▶ WHAT TO DO: Gather each line in the entries that includes the string "ffffff".

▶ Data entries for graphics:
## Start

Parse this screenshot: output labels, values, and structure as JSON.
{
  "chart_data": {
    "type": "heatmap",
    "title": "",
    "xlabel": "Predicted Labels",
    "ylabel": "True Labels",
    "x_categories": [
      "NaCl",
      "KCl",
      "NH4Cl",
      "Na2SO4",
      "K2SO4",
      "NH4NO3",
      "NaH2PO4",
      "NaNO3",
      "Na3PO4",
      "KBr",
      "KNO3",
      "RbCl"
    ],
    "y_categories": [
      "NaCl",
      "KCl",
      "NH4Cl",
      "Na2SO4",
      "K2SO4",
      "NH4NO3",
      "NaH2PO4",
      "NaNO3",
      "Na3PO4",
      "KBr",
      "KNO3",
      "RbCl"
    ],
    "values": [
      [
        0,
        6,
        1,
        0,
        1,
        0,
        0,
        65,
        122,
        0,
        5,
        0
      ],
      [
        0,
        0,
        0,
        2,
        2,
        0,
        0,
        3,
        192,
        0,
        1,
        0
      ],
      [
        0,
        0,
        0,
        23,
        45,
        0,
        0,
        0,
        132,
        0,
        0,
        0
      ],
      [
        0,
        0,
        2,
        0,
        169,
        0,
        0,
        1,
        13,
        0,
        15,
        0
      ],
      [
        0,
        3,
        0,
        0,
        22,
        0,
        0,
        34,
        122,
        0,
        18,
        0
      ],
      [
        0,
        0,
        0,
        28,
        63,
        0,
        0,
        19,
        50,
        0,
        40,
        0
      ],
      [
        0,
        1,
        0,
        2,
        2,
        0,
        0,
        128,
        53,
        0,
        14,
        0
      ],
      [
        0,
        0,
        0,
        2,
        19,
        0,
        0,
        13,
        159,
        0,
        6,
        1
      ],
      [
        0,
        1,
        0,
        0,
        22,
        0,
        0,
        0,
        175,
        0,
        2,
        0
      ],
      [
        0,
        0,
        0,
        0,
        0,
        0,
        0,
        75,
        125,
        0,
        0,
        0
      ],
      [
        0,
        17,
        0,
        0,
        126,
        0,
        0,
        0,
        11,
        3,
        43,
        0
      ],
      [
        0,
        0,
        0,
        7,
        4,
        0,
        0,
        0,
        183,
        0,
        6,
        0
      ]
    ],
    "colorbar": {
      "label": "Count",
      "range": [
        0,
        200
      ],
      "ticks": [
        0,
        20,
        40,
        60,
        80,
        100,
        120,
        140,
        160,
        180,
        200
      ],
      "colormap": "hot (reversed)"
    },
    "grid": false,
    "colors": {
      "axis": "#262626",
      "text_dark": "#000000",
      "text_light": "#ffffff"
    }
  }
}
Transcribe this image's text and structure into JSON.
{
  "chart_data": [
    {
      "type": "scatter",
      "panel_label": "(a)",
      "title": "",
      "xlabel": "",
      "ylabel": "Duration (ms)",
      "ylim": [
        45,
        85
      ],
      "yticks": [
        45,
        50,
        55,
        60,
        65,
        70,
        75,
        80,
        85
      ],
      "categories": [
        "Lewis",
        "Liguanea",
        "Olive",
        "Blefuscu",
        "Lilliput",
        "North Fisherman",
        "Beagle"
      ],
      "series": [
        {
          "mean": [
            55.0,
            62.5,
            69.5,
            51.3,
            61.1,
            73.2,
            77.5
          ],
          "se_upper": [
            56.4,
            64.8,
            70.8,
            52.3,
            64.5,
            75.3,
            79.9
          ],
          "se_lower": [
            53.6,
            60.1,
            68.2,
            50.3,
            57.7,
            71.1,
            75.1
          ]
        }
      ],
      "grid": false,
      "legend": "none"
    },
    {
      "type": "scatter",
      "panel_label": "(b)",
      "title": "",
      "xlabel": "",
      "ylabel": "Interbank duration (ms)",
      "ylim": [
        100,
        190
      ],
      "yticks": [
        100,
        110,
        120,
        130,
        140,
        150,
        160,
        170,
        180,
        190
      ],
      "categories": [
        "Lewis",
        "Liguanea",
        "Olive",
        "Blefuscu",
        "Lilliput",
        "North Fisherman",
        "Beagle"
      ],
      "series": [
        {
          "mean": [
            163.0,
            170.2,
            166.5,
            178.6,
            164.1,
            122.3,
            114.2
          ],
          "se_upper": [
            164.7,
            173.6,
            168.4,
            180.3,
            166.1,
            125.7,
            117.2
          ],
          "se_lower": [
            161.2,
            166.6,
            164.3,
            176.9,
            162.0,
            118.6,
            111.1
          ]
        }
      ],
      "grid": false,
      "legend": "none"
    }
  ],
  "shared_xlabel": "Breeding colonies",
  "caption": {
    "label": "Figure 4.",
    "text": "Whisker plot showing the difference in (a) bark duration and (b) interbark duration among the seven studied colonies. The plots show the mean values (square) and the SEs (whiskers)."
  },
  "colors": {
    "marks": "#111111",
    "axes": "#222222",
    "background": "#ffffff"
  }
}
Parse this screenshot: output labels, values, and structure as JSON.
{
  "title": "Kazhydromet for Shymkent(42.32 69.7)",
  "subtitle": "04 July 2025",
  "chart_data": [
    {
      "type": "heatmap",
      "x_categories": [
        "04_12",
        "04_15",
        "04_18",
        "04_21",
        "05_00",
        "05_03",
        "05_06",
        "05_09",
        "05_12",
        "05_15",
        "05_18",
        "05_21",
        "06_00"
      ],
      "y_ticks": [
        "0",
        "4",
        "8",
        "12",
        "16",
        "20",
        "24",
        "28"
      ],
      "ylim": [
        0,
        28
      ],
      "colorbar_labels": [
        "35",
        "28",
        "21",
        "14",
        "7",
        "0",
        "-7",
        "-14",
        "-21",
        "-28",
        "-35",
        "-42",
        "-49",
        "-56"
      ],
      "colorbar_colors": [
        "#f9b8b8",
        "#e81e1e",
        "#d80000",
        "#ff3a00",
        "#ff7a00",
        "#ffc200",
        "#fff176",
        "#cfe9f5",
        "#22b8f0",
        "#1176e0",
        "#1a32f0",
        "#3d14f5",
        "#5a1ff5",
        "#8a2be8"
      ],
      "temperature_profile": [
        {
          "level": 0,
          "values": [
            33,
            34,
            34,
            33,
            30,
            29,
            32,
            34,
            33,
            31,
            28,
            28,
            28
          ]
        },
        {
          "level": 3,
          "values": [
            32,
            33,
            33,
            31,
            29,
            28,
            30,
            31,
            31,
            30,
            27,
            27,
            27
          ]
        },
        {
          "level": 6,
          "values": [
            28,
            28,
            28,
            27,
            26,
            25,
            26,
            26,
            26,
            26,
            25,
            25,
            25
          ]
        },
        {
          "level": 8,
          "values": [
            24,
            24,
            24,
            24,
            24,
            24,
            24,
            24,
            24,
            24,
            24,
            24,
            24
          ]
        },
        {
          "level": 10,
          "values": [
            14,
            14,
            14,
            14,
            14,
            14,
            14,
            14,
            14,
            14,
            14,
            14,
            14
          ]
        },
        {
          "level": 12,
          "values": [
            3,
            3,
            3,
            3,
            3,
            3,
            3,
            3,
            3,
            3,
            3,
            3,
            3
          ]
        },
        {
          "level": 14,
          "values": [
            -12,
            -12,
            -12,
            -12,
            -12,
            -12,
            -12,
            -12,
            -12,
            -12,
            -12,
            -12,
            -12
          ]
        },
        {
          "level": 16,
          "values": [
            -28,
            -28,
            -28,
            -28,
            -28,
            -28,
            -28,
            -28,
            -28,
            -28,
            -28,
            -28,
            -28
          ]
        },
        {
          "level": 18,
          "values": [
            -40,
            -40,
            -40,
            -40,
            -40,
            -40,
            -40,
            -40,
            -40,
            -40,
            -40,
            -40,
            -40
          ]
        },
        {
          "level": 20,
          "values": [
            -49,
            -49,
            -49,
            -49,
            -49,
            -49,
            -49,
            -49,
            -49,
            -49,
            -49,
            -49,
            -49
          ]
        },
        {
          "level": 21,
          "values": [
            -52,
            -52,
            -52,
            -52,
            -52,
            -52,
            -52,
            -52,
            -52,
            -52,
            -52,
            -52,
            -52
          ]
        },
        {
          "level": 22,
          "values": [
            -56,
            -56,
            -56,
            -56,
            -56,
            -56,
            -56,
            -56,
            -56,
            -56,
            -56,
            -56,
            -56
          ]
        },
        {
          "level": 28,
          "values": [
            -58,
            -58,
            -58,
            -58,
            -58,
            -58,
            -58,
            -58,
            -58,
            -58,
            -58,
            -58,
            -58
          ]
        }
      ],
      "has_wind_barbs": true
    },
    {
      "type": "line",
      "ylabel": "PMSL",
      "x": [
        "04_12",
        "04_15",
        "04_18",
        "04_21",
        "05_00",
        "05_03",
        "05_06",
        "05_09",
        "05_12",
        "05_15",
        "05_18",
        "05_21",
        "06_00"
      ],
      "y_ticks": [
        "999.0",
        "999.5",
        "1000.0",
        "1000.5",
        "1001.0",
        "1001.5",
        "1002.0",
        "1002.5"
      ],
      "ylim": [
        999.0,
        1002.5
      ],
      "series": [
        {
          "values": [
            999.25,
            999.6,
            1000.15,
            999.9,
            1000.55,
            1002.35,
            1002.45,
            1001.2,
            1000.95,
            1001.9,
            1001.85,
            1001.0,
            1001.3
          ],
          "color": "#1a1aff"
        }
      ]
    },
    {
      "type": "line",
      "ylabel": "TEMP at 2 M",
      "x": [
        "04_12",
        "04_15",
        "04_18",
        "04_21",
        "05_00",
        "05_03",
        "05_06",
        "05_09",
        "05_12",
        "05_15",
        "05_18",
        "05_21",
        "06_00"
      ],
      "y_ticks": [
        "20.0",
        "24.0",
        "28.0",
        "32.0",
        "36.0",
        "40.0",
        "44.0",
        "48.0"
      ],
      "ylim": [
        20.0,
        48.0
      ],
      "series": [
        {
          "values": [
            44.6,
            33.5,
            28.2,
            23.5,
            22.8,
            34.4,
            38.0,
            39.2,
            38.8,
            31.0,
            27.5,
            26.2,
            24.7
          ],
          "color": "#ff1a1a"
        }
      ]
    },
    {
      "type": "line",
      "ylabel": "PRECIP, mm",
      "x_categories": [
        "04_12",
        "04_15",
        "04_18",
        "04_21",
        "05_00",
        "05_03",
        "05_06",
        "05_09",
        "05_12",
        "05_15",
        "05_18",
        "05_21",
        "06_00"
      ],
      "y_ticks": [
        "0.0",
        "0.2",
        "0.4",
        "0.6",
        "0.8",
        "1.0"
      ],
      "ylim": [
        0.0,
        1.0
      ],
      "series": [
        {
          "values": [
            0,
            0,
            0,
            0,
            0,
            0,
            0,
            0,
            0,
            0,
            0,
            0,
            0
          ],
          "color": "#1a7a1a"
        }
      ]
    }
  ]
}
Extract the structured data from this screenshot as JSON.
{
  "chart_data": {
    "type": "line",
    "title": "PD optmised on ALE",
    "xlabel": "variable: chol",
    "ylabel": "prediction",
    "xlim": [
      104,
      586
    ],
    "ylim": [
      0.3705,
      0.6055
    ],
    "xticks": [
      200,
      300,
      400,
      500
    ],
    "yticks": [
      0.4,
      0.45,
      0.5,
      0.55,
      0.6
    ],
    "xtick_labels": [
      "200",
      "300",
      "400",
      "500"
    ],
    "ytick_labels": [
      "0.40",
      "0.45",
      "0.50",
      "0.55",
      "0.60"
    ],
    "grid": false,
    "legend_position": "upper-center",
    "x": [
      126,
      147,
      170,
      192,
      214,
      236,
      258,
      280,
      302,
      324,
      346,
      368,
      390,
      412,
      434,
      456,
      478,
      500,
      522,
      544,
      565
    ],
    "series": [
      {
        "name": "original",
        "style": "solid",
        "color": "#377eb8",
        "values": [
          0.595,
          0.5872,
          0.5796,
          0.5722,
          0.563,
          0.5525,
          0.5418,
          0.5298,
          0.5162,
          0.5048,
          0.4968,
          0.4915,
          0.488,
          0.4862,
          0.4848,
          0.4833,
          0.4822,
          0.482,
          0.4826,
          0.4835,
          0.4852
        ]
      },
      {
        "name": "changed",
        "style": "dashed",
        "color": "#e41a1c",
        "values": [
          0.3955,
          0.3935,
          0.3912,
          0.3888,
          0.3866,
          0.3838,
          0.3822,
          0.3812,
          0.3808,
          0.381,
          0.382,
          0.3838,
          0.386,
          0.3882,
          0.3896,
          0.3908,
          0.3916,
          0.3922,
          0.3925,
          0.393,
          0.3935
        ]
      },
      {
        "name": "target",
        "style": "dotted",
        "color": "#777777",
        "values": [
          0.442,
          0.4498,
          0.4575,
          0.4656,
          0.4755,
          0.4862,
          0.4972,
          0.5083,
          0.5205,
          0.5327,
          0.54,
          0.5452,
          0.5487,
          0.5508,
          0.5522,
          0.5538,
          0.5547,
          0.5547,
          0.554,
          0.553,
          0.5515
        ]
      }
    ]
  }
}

## End

▶ TASK SOLUTION:
      "text_light": "#ffffff"
    "background": "#ffffff"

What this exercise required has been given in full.